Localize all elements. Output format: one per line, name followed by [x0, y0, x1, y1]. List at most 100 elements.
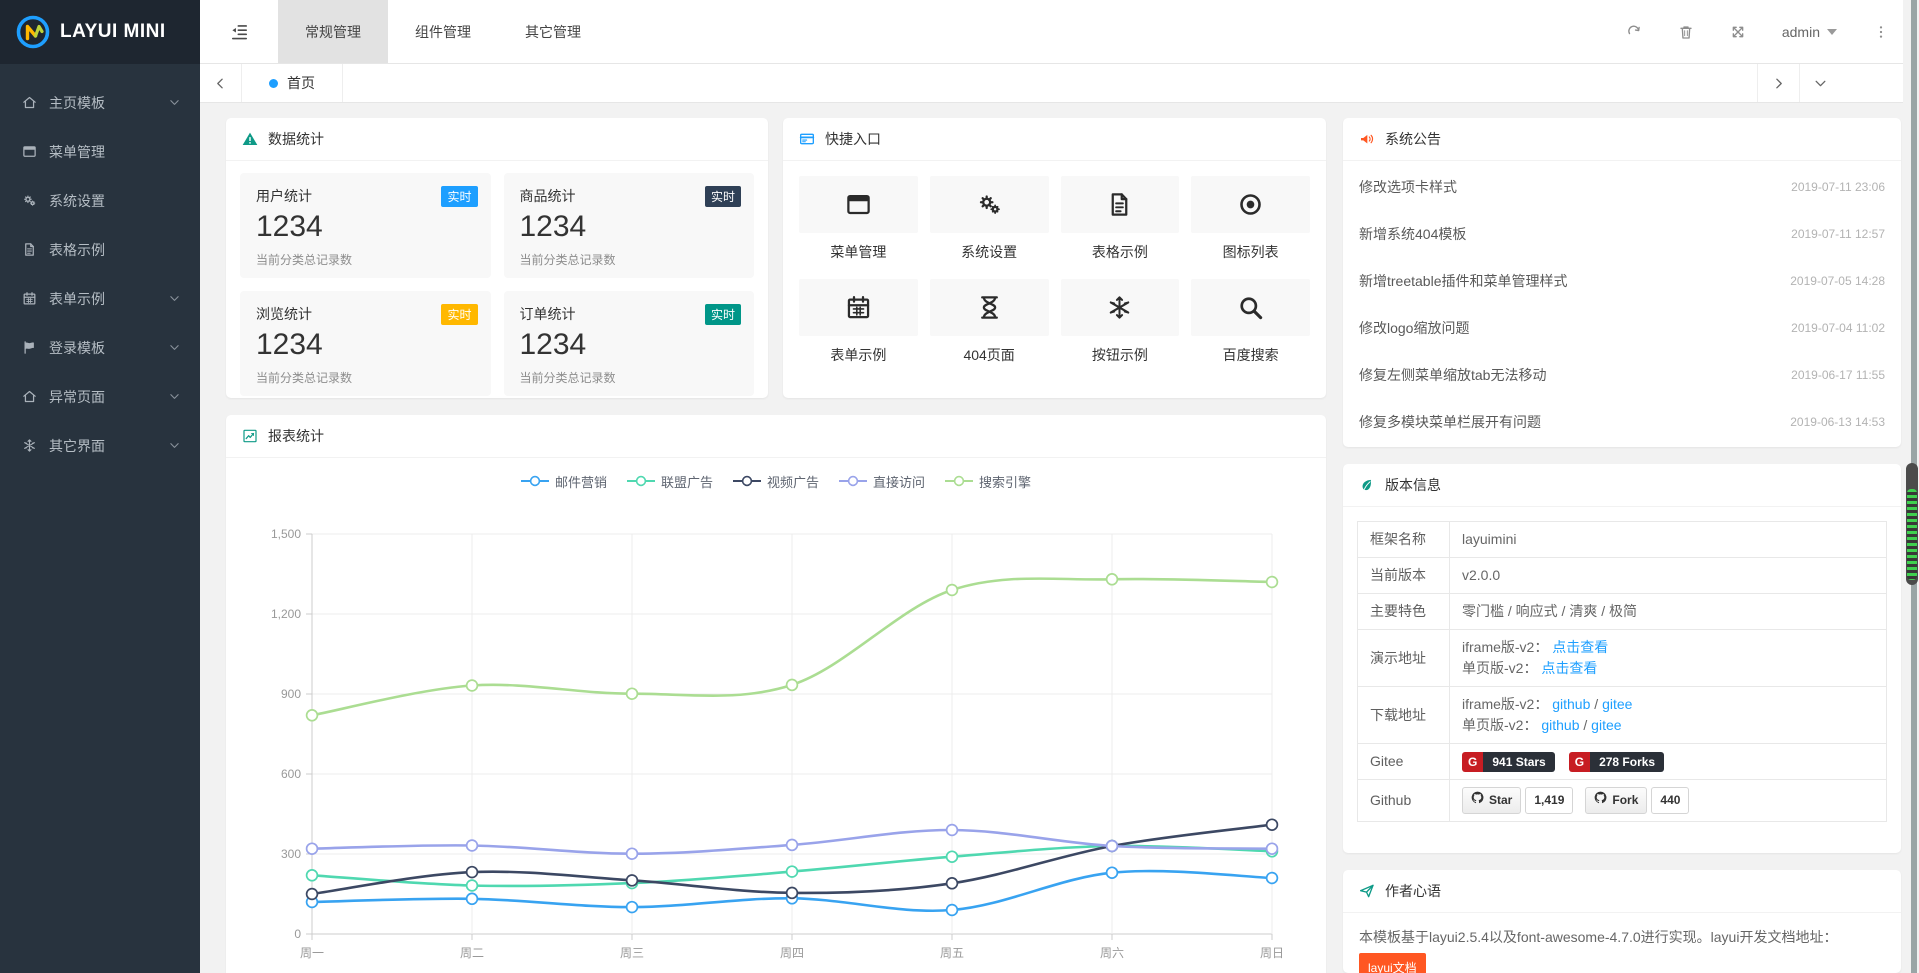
- legend-item-邮件营销[interactable]: 邮件营销: [521, 472, 607, 491]
- chart-data-point-搜索引擎[interactable]: [467, 680, 478, 691]
- chart-data-point-联盟广告[interactable]: [787, 866, 798, 877]
- github-badge-Star[interactable]: Star1,419: [1462, 787, 1573, 814]
- panel-system-notice: 系统公告 修改选项卡样式2019-07-11 23:06新增系统404模板201…: [1343, 118, 1901, 447]
- snowflake-icon: [22, 438, 49, 453]
- chevron-down-icon: [169, 97, 180, 108]
- layui-doc-button[interactable]: layui文档: [1359, 953, 1426, 973]
- quick-entry-表单示例[interactable]: 表单示例: [799, 279, 918, 365]
- chart-data-point-邮件营销[interactable]: [947, 905, 958, 916]
- notice-item[interactable]: 新增系统404模板2019-07-11 12:57: [1343, 210, 1901, 257]
- chart-data-point-联盟广告[interactable]: [307, 870, 318, 881]
- stat-card-desc: 当前分类总记录数: [256, 251, 475, 268]
- quick-entry-菜单管理[interactable]: 菜单管理: [799, 176, 918, 262]
- link-gitee[interactable]: gitee: [1591, 717, 1621, 733]
- legend-item-视频广告[interactable]: 视频广告: [733, 472, 819, 491]
- notice-item[interactable]: 修改logo缩放问题2019-07-04 11:02: [1343, 304, 1901, 351]
- chart-data-point-视频广告[interactable]: [1267, 819, 1278, 830]
- calendar-icon: [799, 279, 918, 336]
- chart-data-point-视频广告[interactable]: [467, 867, 478, 878]
- trash-icon[interactable]: [1678, 24, 1694, 40]
- header-tab-其它管理[interactable]: 其它管理: [498, 0, 608, 63]
- notice-item[interactable]: 修改选项卡样式2019-07-11 23:06: [1343, 163, 1901, 210]
- header-tab-常规管理[interactable]: 常规管理: [278, 0, 388, 63]
- version-row-label: 当前版本: [1358, 558, 1450, 594]
- sidebar-item-登录模板[interactable]: 登录模板: [0, 323, 200, 372]
- chart-data-point-视频广告[interactable]: [307, 889, 318, 900]
- link-gitee[interactable]: gitee: [1602, 696, 1632, 712]
- chart-data-point-邮件营销[interactable]: [627, 902, 638, 913]
- chart-data-point-视频广告[interactable]: [947, 878, 958, 889]
- link-点击查看[interactable]: 点击查看: [1552, 639, 1608, 655]
- quick-entry-图标列表[interactable]: 图标列表: [1191, 176, 1310, 262]
- sidebar-item-其它界面[interactable]: 其它界面: [0, 421, 200, 470]
- chart-data-point-搜索引擎[interactable]: [1267, 577, 1278, 588]
- quick-entry-系统设置[interactable]: 系统设置: [930, 176, 1049, 262]
- quick-entry-按钮示例[interactable]: 按钮示例: [1061, 279, 1180, 365]
- scrollbar-thumb[interactable]: [1906, 463, 1918, 585]
- gitee-badge-941 Stars[interactable]: G941 Stars: [1462, 752, 1555, 772]
- chart-data-point-视频广告[interactable]: [627, 875, 638, 886]
- link-github[interactable]: github: [1552, 696, 1590, 712]
- version-row-label: 主要特色: [1358, 594, 1450, 630]
- notice-item[interactable]: 新增treetable插件和菜单管理样式2019-07-05 14:28: [1343, 257, 1901, 304]
- sidebar-item-菜单管理[interactable]: 菜单管理: [0, 127, 200, 176]
- notice-item[interactable]: 修复多模块菜单栏展开有问题2019-06-13 14:53: [1343, 398, 1901, 445]
- quick-entry-404页面[interactable]: 404页面: [930, 279, 1049, 365]
- version-row-label: Github: [1358, 780, 1450, 822]
- tab-scroll-left-icon[interactable]: [200, 64, 242, 102]
- chart-data-point-邮件营销[interactable]: [1267, 873, 1278, 884]
- legend-item-搜索引擎[interactable]: 搜索引擎: [945, 472, 1031, 491]
- header-tab-组件管理[interactable]: 组件管理: [388, 0, 498, 63]
- panel-title: 作者心语: [1385, 881, 1441, 901]
- legend-item-联盟广告[interactable]: 联盟广告: [627, 472, 713, 491]
- notice-item[interactable]: 修复左侧菜单缩放tab无法移动2019-06-17 11:55: [1343, 351, 1901, 398]
- gitee-badge-278 Forks[interactable]: G278 Forks: [1569, 752, 1664, 772]
- chart-data-point-搜索引擎[interactable]: [307, 710, 318, 721]
- legend-label: 联盟广告: [661, 472, 713, 491]
- refresh-icon[interactable]: [1626, 24, 1642, 40]
- link-github[interactable]: github: [1541, 717, 1579, 733]
- quick-entry-表格示例[interactable]: 表格示例: [1061, 176, 1180, 262]
- chart-data-point-直接访问[interactable]: [787, 840, 798, 851]
- chart-data-point-邮件营销[interactable]: [1107, 867, 1118, 878]
- sidebar-item-label: 系统设置: [49, 191, 105, 211]
- chart-data-point-邮件营销[interactable]: [467, 893, 478, 904]
- chart-data-point-视频广告[interactable]: [787, 888, 798, 899]
- link-点击查看[interactable]: 点击查看: [1541, 660, 1597, 676]
- sidebar-item-系统设置[interactable]: 系统设置: [0, 176, 200, 225]
- tab-home[interactable]: 首页: [242, 64, 343, 102]
- sidebar-item-表格示例[interactable]: 表格示例: [0, 225, 200, 274]
- chart-data-point-直接访问[interactable]: [947, 825, 958, 836]
- tab-menu-icon[interactable]: [1799, 64, 1841, 102]
- github-count: 440: [1651, 787, 1689, 814]
- tab-scroll-right-icon[interactable]: [1757, 64, 1799, 102]
- quick-entry-百度搜索[interactable]: 百度搜索: [1191, 279, 1310, 365]
- chart-data-point-直接访问[interactable]: [1107, 841, 1118, 852]
- more-menu-icon[interactable]: [1873, 24, 1889, 40]
- sidebar-item-异常页面[interactable]: 异常页面: [0, 372, 200, 421]
- chart-data-point-联盟广告[interactable]: [947, 851, 958, 862]
- legend-item-直接访问[interactable]: 直接访问: [839, 472, 925, 491]
- chart-data-point-搜索引擎[interactable]: [787, 680, 798, 691]
- chart-data-point-直接访问[interactable]: [1267, 843, 1278, 854]
- main-area: 常规管理组件管理其它管理 admin 首页: [200, 0, 1919, 973]
- menu-collapse-icon[interactable]: [200, 0, 278, 63]
- chart-data-point-搜索引擎[interactable]: [1107, 574, 1118, 585]
- chart-legend: 邮件营销 联盟广告 视频广告 直接访问 搜索引擎: [226, 468, 1326, 494]
- stats-grid: 用户统计实时1234当前分类总记录数商品统计实时1234当前分类总记录数浏览统计…: [226, 161, 768, 398]
- fullscreen-icon[interactable]: [1730, 24, 1746, 40]
- chart-data-point-联盟广告[interactable]: [467, 880, 478, 891]
- github-badge-Fork[interactable]: Fork440: [1585, 787, 1689, 814]
- chart-data-point-直接访问[interactable]: [467, 840, 478, 851]
- sidebar-item-表单示例[interactable]: 表单示例: [0, 274, 200, 323]
- chart-data-point-直接访问[interactable]: [307, 843, 318, 854]
- chart-data-point-搜索引擎[interactable]: [947, 585, 958, 596]
- legend-label: 搜索引擎: [979, 472, 1031, 491]
- header-actions: admin: [1626, 0, 1919, 63]
- chart-data-point-搜索引擎[interactable]: [627, 688, 638, 699]
- chart-data-point-直接访问[interactable]: [627, 848, 638, 859]
- sidebar-item-主页模板[interactable]: 主页模板: [0, 78, 200, 127]
- quick-entry-label: 系统设置: [930, 242, 1049, 262]
- user-name: admin: [1782, 24, 1820, 40]
- user-dropdown[interactable]: admin: [1782, 24, 1837, 40]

———

> [Aufgabe]:
Schreib aus der Auflistung oben die Zeilen von der Zeile mit "- legend-item-邮件营销[interactable]: 邮件营销: [521, 472, 607, 491]" bis zur Zeile mit "- chart-data-point-联盟广告[interactable]: [307, 870, 318, 881]" unverändert ab, beide Zeilen eingeschlossen.

> [Antwort unten]:
- legend-item-邮件营销[interactable]: 邮件营销: [521, 472, 607, 491]
- chart-data-point-搜索引擎[interactable]: [467, 680, 478, 691]
- chart-data-point-联盟广告[interactable]: [787, 866, 798, 877]
- github-badge-Star[interactable]: Star1,419: [1462, 787, 1573, 814]
- panel-system-notice: 系统公告 修改选项卡样式2019-07-11 23:06新增系统404模板201…: [1343, 118, 1901, 447]
- snowflake-icon: [22, 438, 49, 453]
- chevron-down-icon: [169, 97, 180, 108]
- layui-doc-button[interactable]: layui文档: [1359, 953, 1426, 973]
- quick-entry-表单示例[interactable]: 表单示例: [799, 279, 918, 365]
- chart-data-point-邮件营销[interactable]: [947, 905, 958, 916]
- notice-item[interactable]: 新增系统404模板2019-07-11 12:57: [1343, 210, 1901, 257]
- chart-data-point-联盟广告[interactable]: [307, 870, 318, 881]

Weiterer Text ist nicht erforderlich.